___ PROVIDED MATERIAL ___
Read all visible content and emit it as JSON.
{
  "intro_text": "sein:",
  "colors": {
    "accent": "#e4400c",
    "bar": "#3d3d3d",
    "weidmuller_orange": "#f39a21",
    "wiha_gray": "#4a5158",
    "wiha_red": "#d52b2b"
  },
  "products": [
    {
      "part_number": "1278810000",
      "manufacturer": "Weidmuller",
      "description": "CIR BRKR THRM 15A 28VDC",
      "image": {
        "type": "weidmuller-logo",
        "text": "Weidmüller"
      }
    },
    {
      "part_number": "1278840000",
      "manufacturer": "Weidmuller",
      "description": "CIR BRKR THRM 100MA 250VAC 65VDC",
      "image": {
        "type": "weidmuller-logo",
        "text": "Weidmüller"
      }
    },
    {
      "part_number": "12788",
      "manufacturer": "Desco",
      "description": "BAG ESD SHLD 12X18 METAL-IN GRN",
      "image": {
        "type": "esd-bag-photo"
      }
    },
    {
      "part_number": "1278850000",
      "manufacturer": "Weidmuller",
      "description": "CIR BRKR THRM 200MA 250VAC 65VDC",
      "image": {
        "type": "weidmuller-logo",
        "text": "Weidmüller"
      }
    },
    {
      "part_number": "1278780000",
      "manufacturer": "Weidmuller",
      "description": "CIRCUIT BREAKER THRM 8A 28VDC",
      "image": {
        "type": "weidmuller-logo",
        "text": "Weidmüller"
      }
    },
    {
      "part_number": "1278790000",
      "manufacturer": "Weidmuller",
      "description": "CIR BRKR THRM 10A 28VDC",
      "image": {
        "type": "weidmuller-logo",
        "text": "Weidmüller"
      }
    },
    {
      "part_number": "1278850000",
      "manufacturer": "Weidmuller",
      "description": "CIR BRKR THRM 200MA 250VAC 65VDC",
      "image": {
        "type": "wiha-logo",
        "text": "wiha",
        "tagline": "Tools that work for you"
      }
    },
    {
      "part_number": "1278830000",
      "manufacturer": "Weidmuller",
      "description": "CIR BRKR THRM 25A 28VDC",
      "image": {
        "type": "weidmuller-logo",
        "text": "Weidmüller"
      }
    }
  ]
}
___
**DIRECTION:** Return the listing above word for word.

**THE ANSWER:**
Read all visible content and emit it as JSON.
{
  "intro_text": "sein:",
  "colors": {
    "accent": "#e4400c",
    "bar": "#3d3d3d",
    "weidmuller_orange": "#f39a21",
    "wiha_gray": "#4a5158",
    "wiha_red": "#d52b2b"
  },
  "products": [
    {
      "part_number": "1278810000",
      "manufacturer": "Weidmuller",
      "description": "CIR BRKR THRM 15A 28VDC",
      "image": {
        "type": "weidmuller-logo",
        "text": "Weidmüller"
      }
    },
    {
      "part_number": "1278840000",
      "manufacturer": "Weidmuller",
      "description": "CIR BRKR THRM 100MA 250VAC 65VDC",
      "image": {
        "type": "weidmuller-logo",
        "text": "Weidmüller"
      }
    },
    {
      "part_number": "12788",
      "manufacturer": "Desco",
      "description": "BAG ESD SHLD 12X18 METAL-IN GRN",
      "image": {
        "type": "esd-bag-photo"
      }
    },
    {
      "part_number": "1278850000",
      "manufacturer": "Weidmuller",
      "description": "CIR BRKR THRM 200MA 250VAC 65VDC",
      "image": {
        "type": "weidmuller-logo",
        "text": "Weidmüller"
      }
    },
    {
      "part_number": "1278780000",
      "manufacturer": "Weidmuller",
      "description": "CIRCUIT BREAKER THRM 8A 28VDC",
      "image": {
        "type": "weidmuller-logo",
        "text": "Weidmüller"
      }
    },
    {
      "part_number": "1278790000",
      "manufacturer": "Weidmuller",
      "description": "CIR BRKR THRM 10A 28VDC",
      "image": {
        "type": "weidmuller-logo",
        "text": "Weidmüller"
      }
    },
    {
      "part_number": "1278850000",
      "manufacturer": "Weidmuller",
      "description": "CIR BRKR THRM 200MA 250VAC 65VDC",
      "image": {
        "type": "wiha-logo",
        "text": "wiha",
        "tagline": "Tools that work for you"
      }
    },
    {
      "part_number": "1278830000",
      "manufacturer": "Weidmuller",
      "description": "CIR BRKR THRM 25A 28VDC",
      "image": {
        "type": "weidmuller-logo",
        "text": "Weidmüller"
      }
    }
  ]
}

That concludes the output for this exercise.